====== Data provided
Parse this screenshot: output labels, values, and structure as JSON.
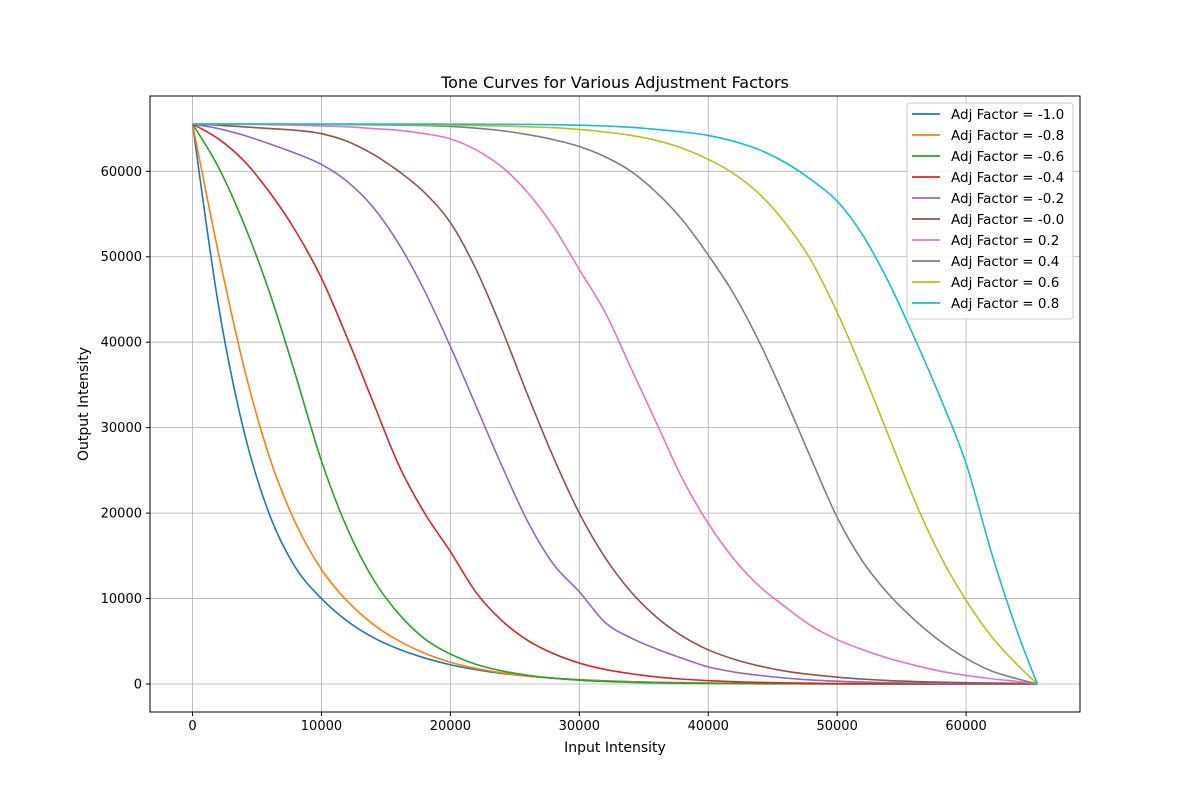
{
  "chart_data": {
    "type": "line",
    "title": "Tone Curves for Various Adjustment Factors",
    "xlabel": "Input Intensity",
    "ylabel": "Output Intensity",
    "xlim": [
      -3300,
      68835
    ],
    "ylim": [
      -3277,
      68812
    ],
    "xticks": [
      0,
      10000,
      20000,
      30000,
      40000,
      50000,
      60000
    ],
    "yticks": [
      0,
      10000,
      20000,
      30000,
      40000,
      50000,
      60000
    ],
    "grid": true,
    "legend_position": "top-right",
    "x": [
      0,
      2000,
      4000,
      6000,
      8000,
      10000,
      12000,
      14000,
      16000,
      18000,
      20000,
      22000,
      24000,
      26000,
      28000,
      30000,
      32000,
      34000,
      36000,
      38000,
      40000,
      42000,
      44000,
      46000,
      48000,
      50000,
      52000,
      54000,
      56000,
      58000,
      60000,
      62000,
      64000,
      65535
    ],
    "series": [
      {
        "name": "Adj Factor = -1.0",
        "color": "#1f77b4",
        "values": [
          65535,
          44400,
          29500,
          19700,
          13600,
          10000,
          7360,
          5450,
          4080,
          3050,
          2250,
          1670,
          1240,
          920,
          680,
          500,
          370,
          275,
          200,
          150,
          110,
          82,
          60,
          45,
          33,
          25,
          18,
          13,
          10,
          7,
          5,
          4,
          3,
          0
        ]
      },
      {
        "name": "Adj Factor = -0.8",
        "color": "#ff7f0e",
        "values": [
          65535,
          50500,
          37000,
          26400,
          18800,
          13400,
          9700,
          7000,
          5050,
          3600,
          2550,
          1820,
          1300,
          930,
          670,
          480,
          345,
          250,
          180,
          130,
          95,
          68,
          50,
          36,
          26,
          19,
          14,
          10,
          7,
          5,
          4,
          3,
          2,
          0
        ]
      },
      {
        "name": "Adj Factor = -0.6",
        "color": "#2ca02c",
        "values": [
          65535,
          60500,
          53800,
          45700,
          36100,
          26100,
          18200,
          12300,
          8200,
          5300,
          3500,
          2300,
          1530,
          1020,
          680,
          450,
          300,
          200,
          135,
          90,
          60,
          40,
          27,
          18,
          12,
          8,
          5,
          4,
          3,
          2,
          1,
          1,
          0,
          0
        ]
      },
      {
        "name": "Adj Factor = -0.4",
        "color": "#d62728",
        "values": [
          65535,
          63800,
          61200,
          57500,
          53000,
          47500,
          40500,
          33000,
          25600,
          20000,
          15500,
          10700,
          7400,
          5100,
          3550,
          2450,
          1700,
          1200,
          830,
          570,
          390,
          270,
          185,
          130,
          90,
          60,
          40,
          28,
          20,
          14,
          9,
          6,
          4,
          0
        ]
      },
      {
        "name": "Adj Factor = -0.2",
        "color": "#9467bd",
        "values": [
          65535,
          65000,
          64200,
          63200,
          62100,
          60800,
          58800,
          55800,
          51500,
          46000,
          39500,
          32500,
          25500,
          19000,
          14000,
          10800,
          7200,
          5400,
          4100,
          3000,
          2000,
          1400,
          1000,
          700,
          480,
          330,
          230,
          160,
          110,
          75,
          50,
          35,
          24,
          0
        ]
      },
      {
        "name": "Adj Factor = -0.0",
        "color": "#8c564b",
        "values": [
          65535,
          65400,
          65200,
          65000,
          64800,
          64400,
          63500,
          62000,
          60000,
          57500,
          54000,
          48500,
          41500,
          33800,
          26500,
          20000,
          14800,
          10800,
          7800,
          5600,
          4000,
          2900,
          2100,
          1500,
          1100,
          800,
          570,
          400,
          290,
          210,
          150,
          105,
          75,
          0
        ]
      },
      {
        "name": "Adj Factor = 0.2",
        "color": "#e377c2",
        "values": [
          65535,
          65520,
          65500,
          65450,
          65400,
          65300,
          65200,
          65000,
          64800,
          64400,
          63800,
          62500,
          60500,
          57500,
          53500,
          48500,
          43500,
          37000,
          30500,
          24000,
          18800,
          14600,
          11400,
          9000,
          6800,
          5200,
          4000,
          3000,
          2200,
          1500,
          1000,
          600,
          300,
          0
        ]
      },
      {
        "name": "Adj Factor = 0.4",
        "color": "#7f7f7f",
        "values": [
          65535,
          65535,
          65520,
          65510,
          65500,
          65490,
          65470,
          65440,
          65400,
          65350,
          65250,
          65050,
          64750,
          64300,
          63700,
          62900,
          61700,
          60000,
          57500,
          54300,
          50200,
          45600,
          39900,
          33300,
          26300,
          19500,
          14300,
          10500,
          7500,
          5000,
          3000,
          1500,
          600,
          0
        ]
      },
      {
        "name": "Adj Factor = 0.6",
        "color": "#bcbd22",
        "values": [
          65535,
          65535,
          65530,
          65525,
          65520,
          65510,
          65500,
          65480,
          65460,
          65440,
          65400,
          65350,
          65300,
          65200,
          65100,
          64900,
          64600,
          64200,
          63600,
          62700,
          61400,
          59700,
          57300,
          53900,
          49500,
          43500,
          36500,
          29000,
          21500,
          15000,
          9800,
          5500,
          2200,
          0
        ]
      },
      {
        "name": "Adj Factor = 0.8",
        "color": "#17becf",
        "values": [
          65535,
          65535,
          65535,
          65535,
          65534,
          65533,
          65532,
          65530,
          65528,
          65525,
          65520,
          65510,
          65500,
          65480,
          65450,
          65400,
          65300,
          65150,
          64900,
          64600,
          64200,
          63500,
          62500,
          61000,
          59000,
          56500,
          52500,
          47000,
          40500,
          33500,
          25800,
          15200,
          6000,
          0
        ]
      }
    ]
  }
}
============
**Short exercise:** Repeat the data exactly in full, omitting its pictures.

**Solution:**
Parse this screenshot: output labels, values, and structure as JSON.
{
  "chart_data": {
    "type": "line",
    "title": "Tone Curves for Various Adjustment Factors",
    "xlabel": "Input Intensity",
    "ylabel": "Output Intensity",
    "xlim": [
      -3300,
      68835
    ],
    "ylim": [
      -3277,
      68812
    ],
    "xticks": [
      0,
      10000,
      20000,
      30000,
      40000,
      50000,
      60000
    ],
    "yticks": [
      0,
      10000,
      20000,
      30000,
      40000,
      50000,
      60000
    ],
    "grid": true,
    "legend_position": "top-right",
    "x": [
      0,
      2000,
      4000,
      6000,
      8000,
      10000,
      12000,
      14000,
      16000,
      18000,
      20000,
      22000,
      24000,
      26000,
      28000,
      30000,
      32000,
      34000,
      36000,
      38000,
      40000,
      42000,
      44000,
      46000,
      48000,
      50000,
      52000,
      54000,
      56000,
      58000,
      60000,
      62000,
      64000,
      65535
    ],
    "series": [
      {
        "name": "Adj Factor = -1.0",
        "color": "#1f77b4",
        "values": [
          65535,
          44400,
          29500,
          19700,
          13600,
          10000,
          7360,
          5450,
          4080,
          3050,
          2250,
          1670,
          1240,
          920,
          680,
          500,
          370,
          275,
          200,
          150,
          110,
          82,
          60,
          45,
          33,
          25,
          18,
          13,
          10,
          7,
          5,
          4,
          3,
          0
        ]
      },
      {
        "name": "Adj Factor = -0.8",
        "color": "#ff7f0e",
        "values": [
          65535,
          50500,
          37000,
          26400,
          18800,
          13400,
          9700,
          7000,
          5050,
          3600,
          2550,
          1820,
          1300,
          930,
          670,
          480,
          345,
          250,
          180,
          130,
          95,
          68,
          50,
          36,
          26,
          19,
          14,
          10,
          7,
          5,
          4,
          3,
          2,
          0
        ]
      },
      {
        "name": "Adj Factor = -0.6",
        "color": "#2ca02c",
        "values": [
          65535,
          60500,
          53800,
          45700,
          36100,
          26100,
          18200,
          12300,
          8200,
          5300,
          3500,
          2300,
          1530,
          1020,
          680,
          450,
          300,
          200,
          135,
          90,
          60,
          40,
          27,
          18,
          12,
          8,
          5,
          4,
          3,
          2,
          1,
          1,
          0,
          0
        ]
      },
      {
        "name": "Adj Factor = -0.4",
        "color": "#d62728",
        "values": [
          65535,
          63800,
          61200,
          57500,
          53000,
          47500,
          40500,
          33000,
          25600,
          20000,
          15500,
          10700,
          7400,
          5100,
          3550,
          2450,
          1700,
          1200,
          830,
          570,
          390,
          270,
          185,
          130,
          90,
          60,
          40,
          28,
          20,
          14,
          9,
          6,
          4,
          0
        ]
      },
      {
        "name": "Adj Factor = -0.2",
        "color": "#9467bd",
        "values": [
          65535,
          65000,
          64200,
          63200,
          62100,
          60800,
          58800,
          55800,
          51500,
          46000,
          39500,
          32500,
          25500,
          19000,
          14000,
          10800,
          7200,
          5400,
          4100,
          3000,
          2000,
          1400,
          1000,
          700,
          480,
          330,
          230,
          160,
          110,
          75,
          50,
          35,
          24,
          0
        ]
      },
      {
        "name": "Adj Factor = -0.0",
        "color": "#8c564b",
        "values": [
          65535,
          65400,
          65200,
          65000,
          64800,
          64400,
          63500,
          62000,
          60000,
          57500,
          54000,
          48500,
          41500,
          33800,
          26500,
          20000,
          14800,
          10800,
          7800,
          5600,
          4000,
          2900,
          2100,
          1500,
          1100,
          800,
          570,
          400,
          290,
          210,
          150,
          105,
          75,
          0
        ]
      },
      {
        "name": "Adj Factor = 0.2",
        "color": "#e377c2",
        "values": [
          65535,
          65520,
          65500,
          65450,
          65400,
          65300,
          65200,
          65000,
          64800,
          64400,
          63800,
          62500,
          60500,
          57500,
          53500,
          48500,
          43500,
          37000,
          30500,
          24000,
          18800,
          14600,
          11400,
          9000,
          6800,
          5200,
          4000,
          3000,
          2200,
          1500,
          1000,
          600,
          300,
          0
        ]
      },
      {
        "name": "Adj Factor = 0.4",
        "color": "#7f7f7f",
        "values": [
          65535,
          65535,
          65520,
          65510,
          65500,
          65490,
          65470,
          65440,
          65400,
          65350,
          65250,
          65050,
          64750,
          64300,
          63700,
          62900,
          61700,
          60000,
          57500,
          54300,
          50200,
          45600,
          39900,
          33300,
          26300,
          19500,
          14300,
          10500,
          7500,
          5000,
          3000,
          1500,
          600,
          0
        ]
      },
      {
        "name": "Adj Factor = 0.6",
        "color": "#bcbd22",
        "values": [
          65535,
          65535,
          65530,
          65525,
          65520,
          65510,
          65500,
          65480,
          65460,
          65440,
          65400,
          65350,
          65300,
          65200,
          65100,
          64900,
          64600,
          64200,
          63600,
          62700,
          61400,
          59700,
          57300,
          53900,
          49500,
          43500,
          36500,
          29000,
          21500,
          15000,
          9800,
          5500,
          2200,
          0
        ]
      },
      {
        "name": "Adj Factor = 0.8",
        "color": "#17becf",
        "values": [
          65535,
          65535,
          65535,
          65535,
          65534,
          65533,
          65532,
          65530,
          65528,
          65525,
          65520,
          65510,
          65500,
          65480,
          65450,
          65400,
          65300,
          65150,
          64900,
          64600,
          64200,
          63500,
          62500,
          61000,
          59000,
          56500,
          52500,
          47000,
          40500,
          33500,
          25800,
          15200,
          6000,
          0
        ]
      }
    ]
  }
}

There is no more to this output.